A single number is the answer here: how many lines of the entries contain "therapy"?

(Records drawn from a dataset)
▼
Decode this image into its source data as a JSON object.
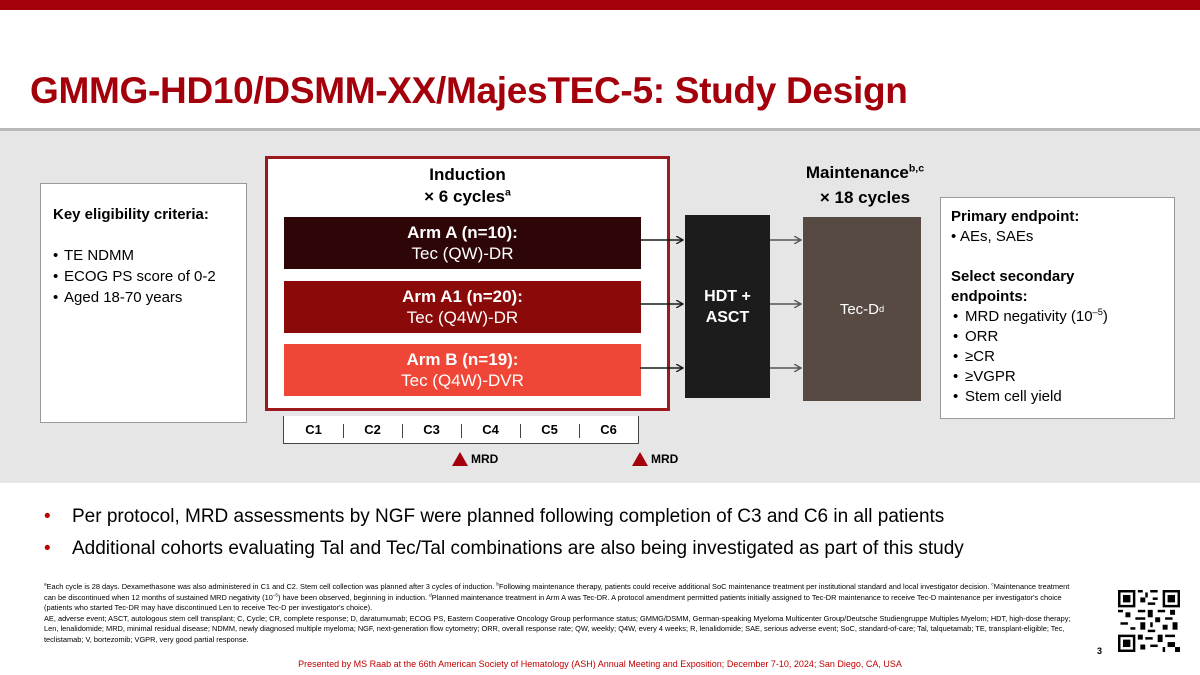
{
  "title": "GMMG-HD10/DSMM-XX/MajesTEC-5: Study Design",
  "eligibility": {
    "heading": "Key eligibility criteria:",
    "items": [
      "TE NDMM",
      "ECOG PS score of 0-2",
      "Aged 18-70 years"
    ]
  },
  "induction": {
    "title": "Induction",
    "cycles_label": "× 6 cycles",
    "cycles_sup": "a",
    "arms": [
      {
        "name": "Arm A (n=10):",
        "regimen": "Tec (QW)-DR"
      },
      {
        "name": "Arm A1 (n=20):",
        "regimen": "Tec (Q4W)-DR"
      },
      {
        "name": "Arm B (n=19):",
        "regimen": "Tec (Q4W)-DVR"
      }
    ],
    "cycles": [
      "C1",
      "C2",
      "C3",
      "C4",
      "C5",
      "C6"
    ],
    "mrd_label": "MRD"
  },
  "hdt": {
    "line1": "HDT +",
    "line2": "ASCT"
  },
  "maintenance": {
    "title": "Maintenance",
    "title_sup": "b,c",
    "cycles_label": "× 18 cycles",
    "regimen": "Tec-D",
    "regimen_sup": "d"
  },
  "endpoints": {
    "primary_heading": "Primary endpoint:",
    "primary_items": [
      "AEs, SAEs"
    ],
    "secondary_heading_1": "Select secondary",
    "secondary_heading_2": "endpoints:",
    "mrd_item": "MRD negativity (10",
    "mrd_exp": "–5",
    "mrd_close": ")",
    "secondary_items": [
      "ORR",
      "≥CR",
      "≥VGPR",
      "Stem cell yield"
    ]
  },
  "bullets": [
    "Per protocol, MRD assessments by NGF were planned following completion of C3 and C6 in all patients",
    "Additional cohorts evaluating Tal and Tec/Tal combinations are also being investigated as part of this study"
  ],
  "footnote": {
    "a": "Each cycle is 28 days. Dexamethasone was also administered in C1 and C2. Stem cell collection was planned after 3 cycles of induction.",
    "b": "Following maintenance therapy, patients could receive additional SoC maintenance treatment per institutional standard and local investigator decision.",
    "c1": "Maintenance treatment can be discontinued when 12 months of sustained MRD negativity (10",
    "c_exp": "–5",
    "c2": ") have been observed, beginning in induction.",
    "d": "Planned maintenance treatment in Arm A was Tec-DR. A protocol amendment permitted patients initially assigned to Tec-DR maintenance to receive Tec-D maintenance per investigator's choice (patients who started Tec-DR may have discontinued Len to receive Tec-D per investigator's choice).",
    "abbreviations": "AE, adverse event; ASCT, autologous stem cell transplant; C, Cycle; CR, complete response; D, daratumumab; ECOG PS, Eastern Cooperative Oncology Group performance status; GMMG/DSMM, German-speaking Myeloma Multicenter Group/Deutsche Studiengruppe Multiples Myelom; HDT, high-dose therapy; Len, lenalidomide; MRD, minimal residual disease; NDMM, newly diagnosed multiple myeloma; NGF, next-generation flow cytometry; ORR, overall response rate; QW, weekly; Q4W, every 4 weeks; R, lenalidomide; SAE, serious adverse event; SoC, standard-of-care; Tal, talquetamab; TE, transplant-eligible; Tec, teclistamab; V, bortezomib; VGPR, very good partial response."
  },
  "presented": "Presented by MS Raab at the 66th American Society of Hematology (ASH) Annual Meeting and Exposition; December 7-10, 2024; San Diego, CA, USA",
  "page_number": "3",
  "colors": {
    "brand_red": "#a3000b",
    "arm_a": "#2e0607",
    "arm_a1": "#8a0a0a",
    "arm_b": "#ef4637",
    "hdt": "#1c1c1c",
    "maintenance": "#574a43"
  }
}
▲
● **Exercise response**: 2